* _INSTRUCTION_:
Write out all entries word for word.

* _RAW RECORDS_:
——————

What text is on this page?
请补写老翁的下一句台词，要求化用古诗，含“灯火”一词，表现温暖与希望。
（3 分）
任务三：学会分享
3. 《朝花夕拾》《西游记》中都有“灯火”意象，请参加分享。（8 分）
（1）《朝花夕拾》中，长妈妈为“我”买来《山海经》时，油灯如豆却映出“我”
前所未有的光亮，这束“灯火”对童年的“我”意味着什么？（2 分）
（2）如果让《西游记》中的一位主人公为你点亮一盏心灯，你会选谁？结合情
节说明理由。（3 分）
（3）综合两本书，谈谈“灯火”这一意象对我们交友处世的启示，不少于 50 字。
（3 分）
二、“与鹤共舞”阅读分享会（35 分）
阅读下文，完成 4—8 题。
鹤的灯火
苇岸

——————

* _OUTPUT_:
What text is on this page?
请补写老翁的下一句台词，要求化用古诗，含“灯火”一词，表现温暖与希望。
（3 分）
任务三：学会分享
3. 《朝花夕拾》《西游记》中都有“灯火”意象，请参加分享。（8 分）
（1）《朝花夕拾》中，长妈妈为“我”买来《山海经》时，油灯如豆却映出“我”
前所未有的光亮，这束“灯火”对童年的“我”意味着什么？（2 分）
（2）如果让《西游记》中的一位主人公为你点亮一盏心灯，你会选谁？结合情
节说明理由。（3 分）
（3）综合两本书，谈谈“灯火”这一意象对我们交友处世的启示，不少于 50 字。
（3 分）
二、“与鹤共舞”阅读分享会（35 分）
阅读下文，完成 4—8 题。
鹤的灯火
苇岸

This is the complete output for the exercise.